▶

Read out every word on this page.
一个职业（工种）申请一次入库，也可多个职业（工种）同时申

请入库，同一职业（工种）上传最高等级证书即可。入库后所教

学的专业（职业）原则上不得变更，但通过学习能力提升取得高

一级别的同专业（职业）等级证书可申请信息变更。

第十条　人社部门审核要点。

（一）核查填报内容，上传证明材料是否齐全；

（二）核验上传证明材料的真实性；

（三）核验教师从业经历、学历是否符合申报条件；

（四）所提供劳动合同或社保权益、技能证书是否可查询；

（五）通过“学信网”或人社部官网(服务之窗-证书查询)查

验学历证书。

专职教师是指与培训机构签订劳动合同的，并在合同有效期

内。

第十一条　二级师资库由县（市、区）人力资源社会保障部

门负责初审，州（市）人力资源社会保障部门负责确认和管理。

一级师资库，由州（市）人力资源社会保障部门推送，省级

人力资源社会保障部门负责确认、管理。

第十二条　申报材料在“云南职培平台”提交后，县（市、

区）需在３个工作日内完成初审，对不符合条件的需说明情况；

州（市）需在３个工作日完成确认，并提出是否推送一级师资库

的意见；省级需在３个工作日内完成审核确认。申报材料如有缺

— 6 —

◀

* _Description of the task_: Extract the full set of entries word for word.

* _Result for this exercise_:
Read out every word on this page.
一个职业（工种）申请一次入库，也可多个职业（工种）同时申

请入库，同一职业（工种）上传最高等级证书即可。入库后所教

学的专业（职业）原则上不得变更，但通过学习能力提升取得高

一级别的同专业（职业）等级证书可申请信息变更。

第十条　人社部门审核要点。

（一）核查填报内容，上传证明材料是否齐全；

（二）核验上传证明材料的真实性；

（三）核验教师从业经历、学历是否符合申报条件；

（四）所提供劳动合同或社保权益、技能证书是否可查询；

（五）通过“学信网”或人社部官网(服务之窗-证书查询)查

验学历证书。

专职教师是指与培训机构签订劳动合同的，并在合同有效期

内。

第十一条　二级师资库由县（市、区）人力资源社会保障部

门负责初审，州（市）人力资源社会保障部门负责确认和管理。

一级师资库，由州（市）人力资源社会保障部门推送，省级

人力资源社会保障部门负责确认、管理。

第十二条　申报材料在“云南职培平台”提交后，县（市、

区）需在３个工作日内完成初审，对不符合条件的需说明情况；

州（市）需在３个工作日完成确认，并提出是否推送一级师资库

的意见；省级需在３个工作日内完成审核确认。申报材料如有缺

— 6 —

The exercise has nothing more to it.